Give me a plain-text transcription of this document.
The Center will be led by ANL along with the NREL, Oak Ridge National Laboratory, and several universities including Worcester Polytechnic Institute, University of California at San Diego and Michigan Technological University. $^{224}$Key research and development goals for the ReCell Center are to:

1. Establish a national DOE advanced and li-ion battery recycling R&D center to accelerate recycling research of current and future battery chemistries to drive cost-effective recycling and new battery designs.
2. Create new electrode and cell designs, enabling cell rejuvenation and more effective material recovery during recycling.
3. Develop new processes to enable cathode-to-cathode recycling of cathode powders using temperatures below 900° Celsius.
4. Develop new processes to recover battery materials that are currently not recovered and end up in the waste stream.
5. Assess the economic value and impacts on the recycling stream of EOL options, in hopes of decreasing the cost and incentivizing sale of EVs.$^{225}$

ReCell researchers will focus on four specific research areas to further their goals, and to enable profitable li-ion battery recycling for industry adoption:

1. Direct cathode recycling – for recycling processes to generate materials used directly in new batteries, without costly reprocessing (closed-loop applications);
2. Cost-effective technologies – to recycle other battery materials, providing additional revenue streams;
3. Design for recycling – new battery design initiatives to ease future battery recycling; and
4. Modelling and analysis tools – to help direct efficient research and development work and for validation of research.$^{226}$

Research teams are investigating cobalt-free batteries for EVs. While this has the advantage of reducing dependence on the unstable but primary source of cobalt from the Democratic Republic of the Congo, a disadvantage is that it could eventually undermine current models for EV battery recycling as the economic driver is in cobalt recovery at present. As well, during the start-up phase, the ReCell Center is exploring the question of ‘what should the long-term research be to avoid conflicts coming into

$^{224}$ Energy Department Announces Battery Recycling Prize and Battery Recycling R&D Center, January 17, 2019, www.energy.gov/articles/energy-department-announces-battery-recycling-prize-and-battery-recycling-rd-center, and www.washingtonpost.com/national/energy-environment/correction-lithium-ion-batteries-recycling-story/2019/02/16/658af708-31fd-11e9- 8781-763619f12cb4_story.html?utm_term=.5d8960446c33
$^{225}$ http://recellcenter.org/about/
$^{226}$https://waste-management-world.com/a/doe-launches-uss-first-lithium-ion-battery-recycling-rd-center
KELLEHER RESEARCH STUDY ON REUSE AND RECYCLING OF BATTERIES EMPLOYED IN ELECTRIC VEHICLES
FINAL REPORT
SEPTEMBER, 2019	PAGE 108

####

§ Exercise task:
Across all the entries, count the lines that contain the word "will" and give the number by itself.

§ Completed exercise:
2